Enumera todos los nombres propios de lugares geográficos que aparecen en el texto sobre Dog Soldiers.

- _TEXTO BASE_:

::::

Saigón, principios de la década de 1970. Un señor con un gran maletín se
sienta en un banco. El calor es sofocante, y es el único lugar de la zona que
está a la sombra. A su lado, una mujer le dirige por saludo una sonrisa cansada.
El hombre, que tiene un poco de fiebre y parece algo nervioso, se llama John
Converse y es un periodista de segunda fila que ha ido a Vietnam a documentarse
para su próxima novela, o quizá una obra de teatro. A punto de regresar a los
Estados Unidos con su esposa y su hija, ha decidido enviar por delante tres
kilos de heroína, la más pura que ha probado en su vida. Ahí, en ese maletín que
sujeta con fuerza, es donde va a guardar la droga. Espera en el banco a que sea
la hora para ir a recogerla. La mujer es una compatriota de mediana edad a la
que el protagonista nunca más volverá a ver. Mantienen una conversación que
termina derivando hacia el Apocalipsis, hacia la inminencia de su llegada. Ella
es una misionera viuda que lleva varias décadas en el país y que ha perdido
recientemente a su marido. Conforme avanza la charla, Converse reconoce a
aquella mujer y a su marido. El narrador de Dog Soldiers no ahorra
detalles para transmitirnos lo que significa Vietnam, el horror y el infierno de
aquella guerra:
“Converse recordó una historia que le
habían contado sobre la provincia de Ngoc Linh. Una noche entraron en una choza
de las montañas, se llevaron a un misionero y lo ataron dentro de un refugio.
Sujetaron a su cabeza una jaula con una rata encerrada. Cuando a la rata le
entró hambre, empezó a roer abriéndose paso hasta el cerebro del misionero”.
El encargado de transportar la heroína es un ex marine llamado
Hicks, viejo amigo de Converse. Una vez en Estados Unidos, Hicks deberá ponerse
en contacto con Marge, la mujer del periodista, darle el maletín con la droga y
coger su parte. Sin embargo, las cosas no van a salir como estaban previstas. Lo
cierto es que hay mucha gente interesada en esa droga, y tanto Marge como su
marido son unos principiantes, unos advenedizos en esto del tráfico de
estupefacientes. Es en una conversación con una amiga cuando Converse comienza a
darse cuenta del lío que ha generado y explica las razones que le han llevado a
hacerlo:
-Nunca deberías haberte metido en esto, amigo.
¿Por qué lo hiciste?
-A falta de otra cosa
(…)
-Fue sólo por hacer
algo –explicó Converse (…)
Se inclinó hacia delante y dio otra calada al
canuto.

::::

- _DATOS PROPORCIONADOS_:
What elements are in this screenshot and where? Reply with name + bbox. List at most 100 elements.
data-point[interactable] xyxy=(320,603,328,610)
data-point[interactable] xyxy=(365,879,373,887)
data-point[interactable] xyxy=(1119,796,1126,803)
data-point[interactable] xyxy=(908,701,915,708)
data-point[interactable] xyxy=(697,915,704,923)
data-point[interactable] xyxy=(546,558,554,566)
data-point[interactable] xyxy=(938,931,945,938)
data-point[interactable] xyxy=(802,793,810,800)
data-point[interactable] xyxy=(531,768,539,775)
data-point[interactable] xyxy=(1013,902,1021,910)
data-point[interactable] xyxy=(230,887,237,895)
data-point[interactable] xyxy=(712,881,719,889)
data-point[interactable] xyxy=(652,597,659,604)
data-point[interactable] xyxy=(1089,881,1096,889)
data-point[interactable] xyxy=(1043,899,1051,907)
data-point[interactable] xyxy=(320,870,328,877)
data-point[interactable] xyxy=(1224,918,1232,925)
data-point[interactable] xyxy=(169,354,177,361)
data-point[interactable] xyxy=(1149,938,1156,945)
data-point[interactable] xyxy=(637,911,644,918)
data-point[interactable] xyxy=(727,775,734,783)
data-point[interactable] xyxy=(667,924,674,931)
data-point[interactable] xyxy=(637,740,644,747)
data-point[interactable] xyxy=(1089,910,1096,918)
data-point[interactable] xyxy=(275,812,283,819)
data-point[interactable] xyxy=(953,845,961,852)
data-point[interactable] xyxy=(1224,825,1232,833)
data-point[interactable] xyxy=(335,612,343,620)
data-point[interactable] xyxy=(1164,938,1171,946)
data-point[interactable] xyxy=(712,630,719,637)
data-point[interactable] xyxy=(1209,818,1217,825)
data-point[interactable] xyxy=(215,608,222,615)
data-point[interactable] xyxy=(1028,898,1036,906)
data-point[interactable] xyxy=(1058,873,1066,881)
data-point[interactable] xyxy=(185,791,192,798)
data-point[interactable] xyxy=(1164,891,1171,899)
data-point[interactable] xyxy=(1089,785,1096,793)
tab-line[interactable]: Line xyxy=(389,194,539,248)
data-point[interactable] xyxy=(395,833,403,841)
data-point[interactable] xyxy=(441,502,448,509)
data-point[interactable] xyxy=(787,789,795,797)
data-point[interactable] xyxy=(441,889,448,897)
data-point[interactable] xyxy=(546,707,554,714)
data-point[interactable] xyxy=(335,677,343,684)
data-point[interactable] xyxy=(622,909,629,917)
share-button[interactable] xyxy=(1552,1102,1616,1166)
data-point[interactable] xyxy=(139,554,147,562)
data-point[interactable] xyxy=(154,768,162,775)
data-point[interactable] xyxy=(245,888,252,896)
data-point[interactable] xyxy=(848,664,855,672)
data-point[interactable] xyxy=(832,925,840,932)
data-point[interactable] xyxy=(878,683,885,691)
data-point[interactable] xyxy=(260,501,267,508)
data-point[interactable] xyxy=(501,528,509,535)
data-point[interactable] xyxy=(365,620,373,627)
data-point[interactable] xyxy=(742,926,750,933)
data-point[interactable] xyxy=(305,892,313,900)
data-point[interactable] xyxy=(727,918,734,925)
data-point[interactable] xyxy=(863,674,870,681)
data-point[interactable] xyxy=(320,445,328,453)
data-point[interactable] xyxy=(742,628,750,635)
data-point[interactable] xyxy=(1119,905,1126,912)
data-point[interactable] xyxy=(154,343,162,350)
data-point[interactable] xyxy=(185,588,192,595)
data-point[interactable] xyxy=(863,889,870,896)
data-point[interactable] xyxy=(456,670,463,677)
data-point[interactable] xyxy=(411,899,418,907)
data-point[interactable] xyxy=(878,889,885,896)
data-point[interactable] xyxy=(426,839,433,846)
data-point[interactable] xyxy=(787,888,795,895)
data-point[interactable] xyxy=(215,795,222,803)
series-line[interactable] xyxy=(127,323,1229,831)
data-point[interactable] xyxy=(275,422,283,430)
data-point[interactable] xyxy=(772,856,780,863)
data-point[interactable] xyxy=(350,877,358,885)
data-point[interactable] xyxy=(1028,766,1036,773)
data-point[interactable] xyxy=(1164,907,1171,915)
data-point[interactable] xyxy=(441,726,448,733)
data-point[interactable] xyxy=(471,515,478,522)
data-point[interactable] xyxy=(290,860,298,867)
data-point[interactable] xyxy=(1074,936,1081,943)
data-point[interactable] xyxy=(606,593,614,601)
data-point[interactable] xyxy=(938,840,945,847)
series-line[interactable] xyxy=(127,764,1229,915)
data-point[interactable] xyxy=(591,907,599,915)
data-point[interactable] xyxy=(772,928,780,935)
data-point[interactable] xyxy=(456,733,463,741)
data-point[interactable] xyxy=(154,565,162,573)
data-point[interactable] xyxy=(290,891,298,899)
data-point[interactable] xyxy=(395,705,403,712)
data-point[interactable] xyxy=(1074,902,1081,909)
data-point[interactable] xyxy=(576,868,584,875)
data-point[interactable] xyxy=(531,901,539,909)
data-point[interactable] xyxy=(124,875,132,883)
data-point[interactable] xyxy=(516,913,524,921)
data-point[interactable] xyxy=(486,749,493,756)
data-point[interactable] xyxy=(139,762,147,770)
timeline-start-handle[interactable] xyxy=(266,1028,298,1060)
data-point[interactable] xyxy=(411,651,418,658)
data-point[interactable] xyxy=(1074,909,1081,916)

::::

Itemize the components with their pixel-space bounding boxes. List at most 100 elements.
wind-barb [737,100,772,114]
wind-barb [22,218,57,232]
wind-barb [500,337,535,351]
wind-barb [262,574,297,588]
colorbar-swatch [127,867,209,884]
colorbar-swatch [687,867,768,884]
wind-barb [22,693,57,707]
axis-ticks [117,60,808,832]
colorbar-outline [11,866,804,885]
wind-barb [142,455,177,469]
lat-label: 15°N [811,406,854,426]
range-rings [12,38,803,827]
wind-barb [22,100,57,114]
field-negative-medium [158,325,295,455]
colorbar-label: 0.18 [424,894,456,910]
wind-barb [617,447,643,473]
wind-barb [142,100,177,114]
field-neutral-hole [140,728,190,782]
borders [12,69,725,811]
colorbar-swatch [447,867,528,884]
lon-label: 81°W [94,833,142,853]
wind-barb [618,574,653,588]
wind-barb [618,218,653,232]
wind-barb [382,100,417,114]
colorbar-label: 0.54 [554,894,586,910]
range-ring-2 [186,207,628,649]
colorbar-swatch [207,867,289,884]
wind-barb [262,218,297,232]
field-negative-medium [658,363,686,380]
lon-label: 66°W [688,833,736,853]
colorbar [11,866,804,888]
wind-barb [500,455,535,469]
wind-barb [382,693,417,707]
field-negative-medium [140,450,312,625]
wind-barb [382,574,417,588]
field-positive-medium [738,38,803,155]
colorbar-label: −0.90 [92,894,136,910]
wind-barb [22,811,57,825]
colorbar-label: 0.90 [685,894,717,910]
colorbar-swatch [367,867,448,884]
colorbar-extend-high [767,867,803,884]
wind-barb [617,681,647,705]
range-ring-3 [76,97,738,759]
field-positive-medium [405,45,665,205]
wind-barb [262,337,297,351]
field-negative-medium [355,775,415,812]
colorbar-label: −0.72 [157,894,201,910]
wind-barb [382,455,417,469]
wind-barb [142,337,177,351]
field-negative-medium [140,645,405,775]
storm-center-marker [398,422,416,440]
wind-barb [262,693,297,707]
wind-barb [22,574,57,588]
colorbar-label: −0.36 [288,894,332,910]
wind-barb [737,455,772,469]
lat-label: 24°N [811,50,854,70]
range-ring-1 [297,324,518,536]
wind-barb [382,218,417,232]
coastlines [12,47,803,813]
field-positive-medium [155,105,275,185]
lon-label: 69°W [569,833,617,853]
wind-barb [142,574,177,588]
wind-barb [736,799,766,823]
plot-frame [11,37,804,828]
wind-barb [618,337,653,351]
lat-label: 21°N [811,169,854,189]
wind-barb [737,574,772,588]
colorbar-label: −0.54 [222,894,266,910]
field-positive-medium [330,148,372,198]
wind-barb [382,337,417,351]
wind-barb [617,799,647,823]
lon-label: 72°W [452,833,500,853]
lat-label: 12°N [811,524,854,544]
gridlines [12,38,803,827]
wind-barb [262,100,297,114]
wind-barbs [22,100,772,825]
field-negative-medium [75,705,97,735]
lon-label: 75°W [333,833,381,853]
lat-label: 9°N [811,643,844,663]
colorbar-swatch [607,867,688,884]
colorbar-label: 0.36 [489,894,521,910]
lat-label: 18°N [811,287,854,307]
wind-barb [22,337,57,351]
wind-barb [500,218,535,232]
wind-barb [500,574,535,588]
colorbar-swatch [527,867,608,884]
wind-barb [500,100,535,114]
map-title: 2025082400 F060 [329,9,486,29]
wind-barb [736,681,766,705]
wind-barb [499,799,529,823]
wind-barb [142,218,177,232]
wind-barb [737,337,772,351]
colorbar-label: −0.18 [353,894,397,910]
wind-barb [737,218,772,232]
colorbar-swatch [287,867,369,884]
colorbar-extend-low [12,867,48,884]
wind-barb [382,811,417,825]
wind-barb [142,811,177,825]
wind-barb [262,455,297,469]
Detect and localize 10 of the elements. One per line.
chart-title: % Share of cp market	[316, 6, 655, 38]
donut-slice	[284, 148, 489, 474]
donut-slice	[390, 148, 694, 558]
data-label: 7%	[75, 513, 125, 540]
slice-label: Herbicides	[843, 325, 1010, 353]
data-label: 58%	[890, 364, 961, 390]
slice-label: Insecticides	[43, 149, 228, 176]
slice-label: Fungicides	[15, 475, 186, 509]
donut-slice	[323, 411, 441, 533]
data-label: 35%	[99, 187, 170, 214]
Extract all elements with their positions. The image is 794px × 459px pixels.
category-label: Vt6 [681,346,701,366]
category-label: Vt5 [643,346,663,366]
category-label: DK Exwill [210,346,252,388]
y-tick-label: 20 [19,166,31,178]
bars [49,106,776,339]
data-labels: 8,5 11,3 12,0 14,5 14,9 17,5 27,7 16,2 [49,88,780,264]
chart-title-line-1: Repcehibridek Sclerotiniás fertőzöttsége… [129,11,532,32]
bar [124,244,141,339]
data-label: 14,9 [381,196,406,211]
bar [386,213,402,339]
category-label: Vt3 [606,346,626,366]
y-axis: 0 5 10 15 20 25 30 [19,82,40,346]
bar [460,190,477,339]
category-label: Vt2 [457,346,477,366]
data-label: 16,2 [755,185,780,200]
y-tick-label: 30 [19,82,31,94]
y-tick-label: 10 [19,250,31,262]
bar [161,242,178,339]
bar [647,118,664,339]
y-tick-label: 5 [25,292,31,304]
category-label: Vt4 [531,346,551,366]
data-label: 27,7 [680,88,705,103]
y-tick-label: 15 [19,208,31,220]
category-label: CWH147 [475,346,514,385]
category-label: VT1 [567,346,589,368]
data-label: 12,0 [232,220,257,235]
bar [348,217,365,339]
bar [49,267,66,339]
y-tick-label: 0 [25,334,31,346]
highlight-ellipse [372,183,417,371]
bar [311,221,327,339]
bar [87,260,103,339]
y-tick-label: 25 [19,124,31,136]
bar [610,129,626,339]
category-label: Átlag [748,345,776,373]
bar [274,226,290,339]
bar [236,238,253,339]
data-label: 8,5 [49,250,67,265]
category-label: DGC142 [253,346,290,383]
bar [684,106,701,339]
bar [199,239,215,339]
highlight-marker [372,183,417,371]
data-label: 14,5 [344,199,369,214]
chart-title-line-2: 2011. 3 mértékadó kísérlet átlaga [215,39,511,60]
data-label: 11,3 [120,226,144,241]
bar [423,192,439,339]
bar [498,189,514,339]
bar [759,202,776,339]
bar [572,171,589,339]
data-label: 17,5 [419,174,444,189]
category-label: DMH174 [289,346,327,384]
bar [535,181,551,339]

::::

- _RESPUESTA_: Saigón, Vietnam, Estados Unidos y la provincia de Ngoc Linh.